Scan the material that follows. Copy every line containing the word "this".
— begin Data to process —
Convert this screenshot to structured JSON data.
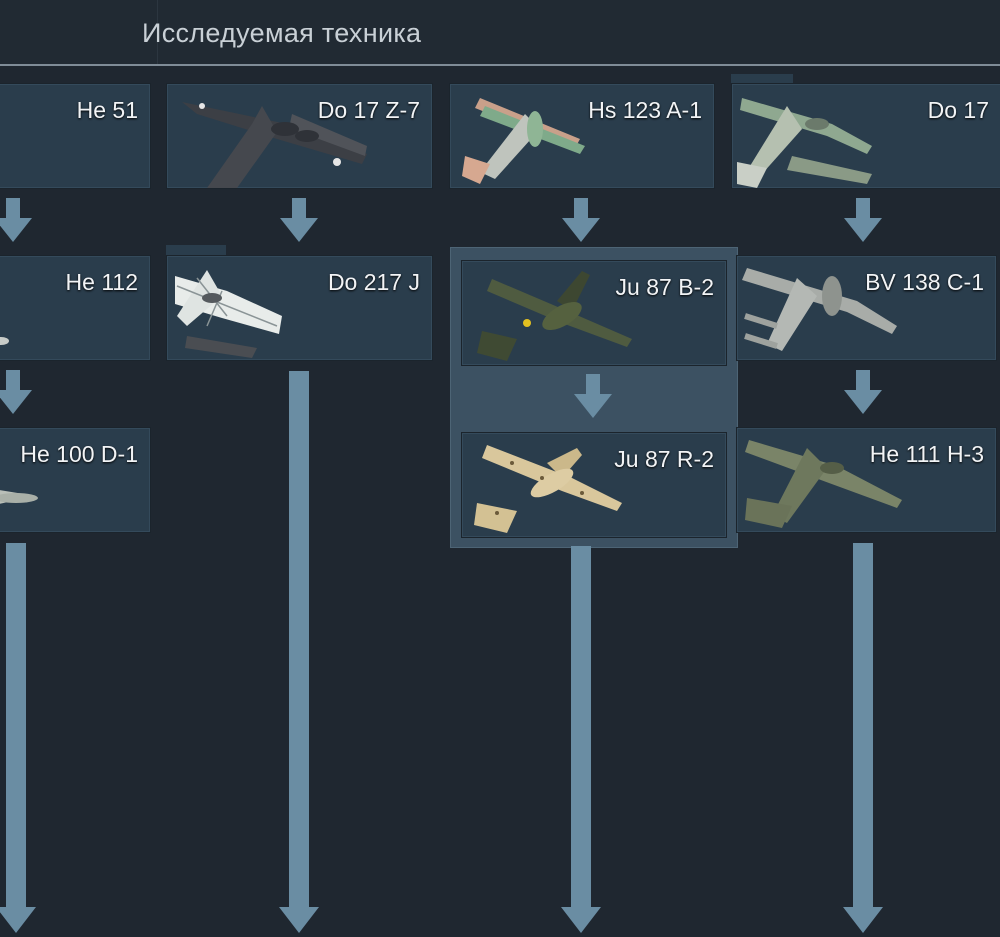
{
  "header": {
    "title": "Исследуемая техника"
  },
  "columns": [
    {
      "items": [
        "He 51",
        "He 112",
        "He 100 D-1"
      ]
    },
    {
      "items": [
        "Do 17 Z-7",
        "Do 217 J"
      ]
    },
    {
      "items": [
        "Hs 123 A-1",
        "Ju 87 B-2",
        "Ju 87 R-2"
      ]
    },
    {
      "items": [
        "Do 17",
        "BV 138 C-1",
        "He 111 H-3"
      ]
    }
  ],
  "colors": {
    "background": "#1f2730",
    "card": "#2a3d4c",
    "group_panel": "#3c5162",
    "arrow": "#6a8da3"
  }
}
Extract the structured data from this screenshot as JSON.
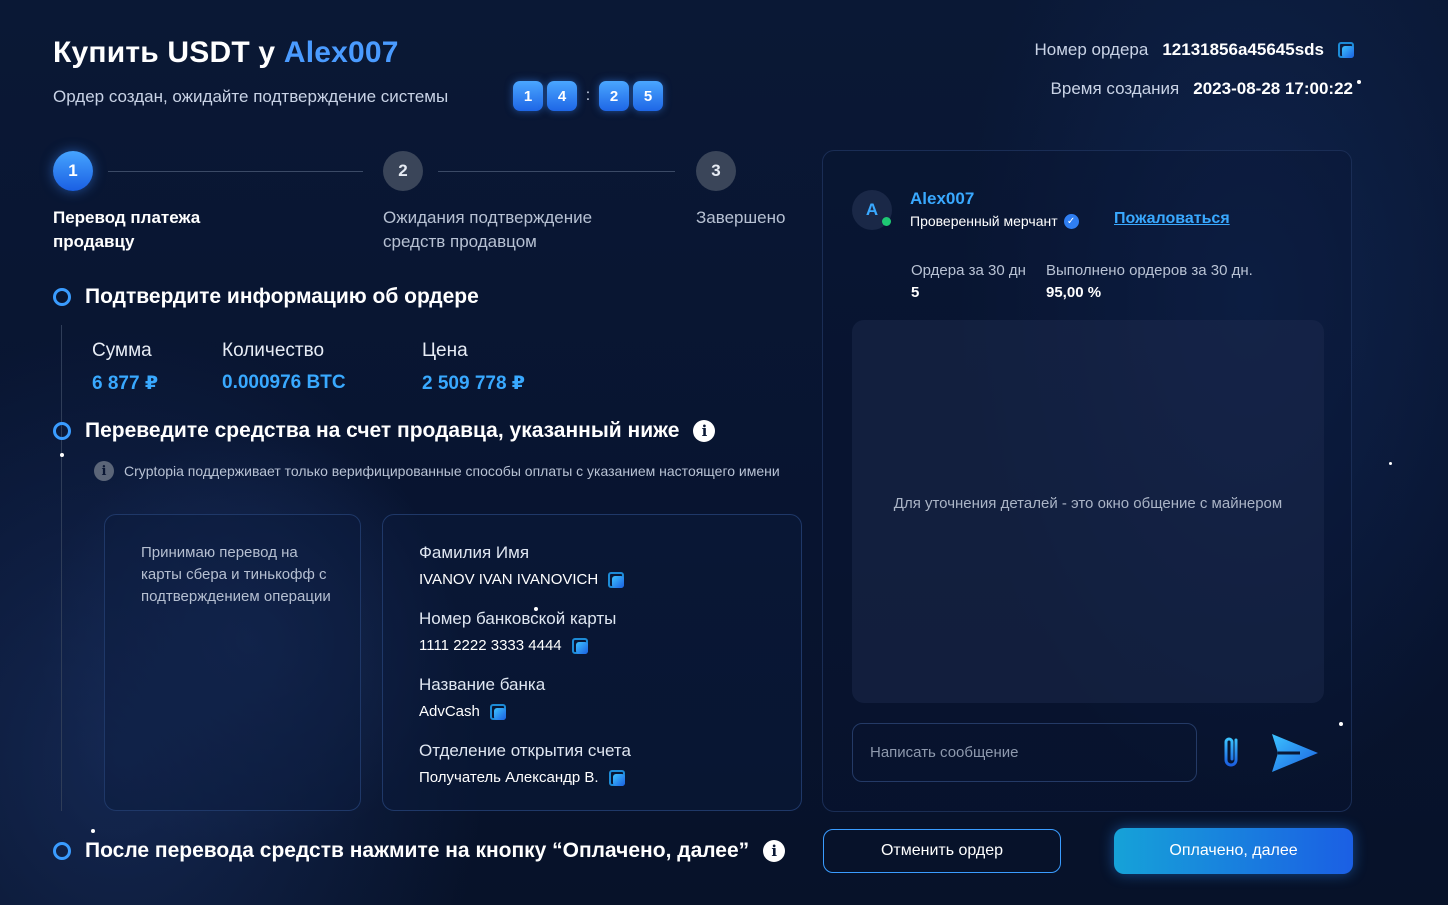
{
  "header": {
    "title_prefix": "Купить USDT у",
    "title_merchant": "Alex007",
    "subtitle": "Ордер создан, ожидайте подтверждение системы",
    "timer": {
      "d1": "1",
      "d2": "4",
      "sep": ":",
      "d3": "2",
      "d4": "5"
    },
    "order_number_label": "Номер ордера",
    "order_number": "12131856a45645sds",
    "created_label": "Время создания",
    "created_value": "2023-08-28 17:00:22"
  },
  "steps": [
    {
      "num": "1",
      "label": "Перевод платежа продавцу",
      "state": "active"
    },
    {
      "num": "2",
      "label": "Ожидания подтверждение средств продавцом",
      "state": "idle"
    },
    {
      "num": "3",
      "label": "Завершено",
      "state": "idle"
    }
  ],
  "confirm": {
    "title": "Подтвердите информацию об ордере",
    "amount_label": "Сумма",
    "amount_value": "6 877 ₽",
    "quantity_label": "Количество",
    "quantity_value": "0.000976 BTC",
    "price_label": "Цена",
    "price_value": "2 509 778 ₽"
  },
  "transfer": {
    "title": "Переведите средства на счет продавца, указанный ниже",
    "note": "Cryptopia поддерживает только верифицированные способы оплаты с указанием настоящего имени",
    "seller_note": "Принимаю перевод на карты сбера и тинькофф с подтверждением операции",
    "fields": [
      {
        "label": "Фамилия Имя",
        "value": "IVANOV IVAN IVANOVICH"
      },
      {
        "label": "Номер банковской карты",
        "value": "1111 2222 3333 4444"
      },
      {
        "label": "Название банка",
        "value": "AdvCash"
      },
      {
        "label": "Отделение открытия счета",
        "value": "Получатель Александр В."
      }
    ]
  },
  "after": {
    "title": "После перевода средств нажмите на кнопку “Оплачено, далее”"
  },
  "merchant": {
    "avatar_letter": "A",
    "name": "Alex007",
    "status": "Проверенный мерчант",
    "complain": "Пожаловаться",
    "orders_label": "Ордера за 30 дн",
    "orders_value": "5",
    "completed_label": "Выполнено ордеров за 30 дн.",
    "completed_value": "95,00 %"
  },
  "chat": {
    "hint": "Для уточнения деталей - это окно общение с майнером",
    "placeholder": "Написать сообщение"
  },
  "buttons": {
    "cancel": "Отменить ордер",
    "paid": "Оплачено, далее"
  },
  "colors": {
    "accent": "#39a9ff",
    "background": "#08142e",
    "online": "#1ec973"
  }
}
— end Data to process —
— begin Data to process —
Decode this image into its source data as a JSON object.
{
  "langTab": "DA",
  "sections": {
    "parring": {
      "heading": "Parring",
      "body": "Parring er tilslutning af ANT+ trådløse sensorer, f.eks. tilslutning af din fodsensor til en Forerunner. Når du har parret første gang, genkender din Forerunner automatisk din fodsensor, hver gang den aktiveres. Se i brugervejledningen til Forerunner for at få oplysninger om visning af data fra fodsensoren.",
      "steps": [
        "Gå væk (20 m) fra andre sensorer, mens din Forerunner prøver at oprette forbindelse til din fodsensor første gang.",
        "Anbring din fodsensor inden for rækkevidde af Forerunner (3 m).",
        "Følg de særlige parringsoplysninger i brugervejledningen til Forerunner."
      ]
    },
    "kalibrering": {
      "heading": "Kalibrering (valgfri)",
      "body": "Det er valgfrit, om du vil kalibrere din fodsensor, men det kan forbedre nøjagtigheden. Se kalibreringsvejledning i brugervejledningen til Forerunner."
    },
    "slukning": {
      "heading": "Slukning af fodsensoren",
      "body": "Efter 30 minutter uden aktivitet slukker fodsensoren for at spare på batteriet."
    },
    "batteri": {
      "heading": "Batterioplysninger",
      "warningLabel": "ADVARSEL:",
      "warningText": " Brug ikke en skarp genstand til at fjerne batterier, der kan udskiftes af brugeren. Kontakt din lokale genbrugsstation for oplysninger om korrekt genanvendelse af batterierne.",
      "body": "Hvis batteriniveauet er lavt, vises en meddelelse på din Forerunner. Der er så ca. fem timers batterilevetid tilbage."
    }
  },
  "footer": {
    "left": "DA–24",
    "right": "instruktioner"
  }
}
— end Data to process —
» Expected answer:
Convert this screenshot to structured JSON data.
Extract the structured data from this screenshot as JSON.
Decode this image into its source data as a JSON object.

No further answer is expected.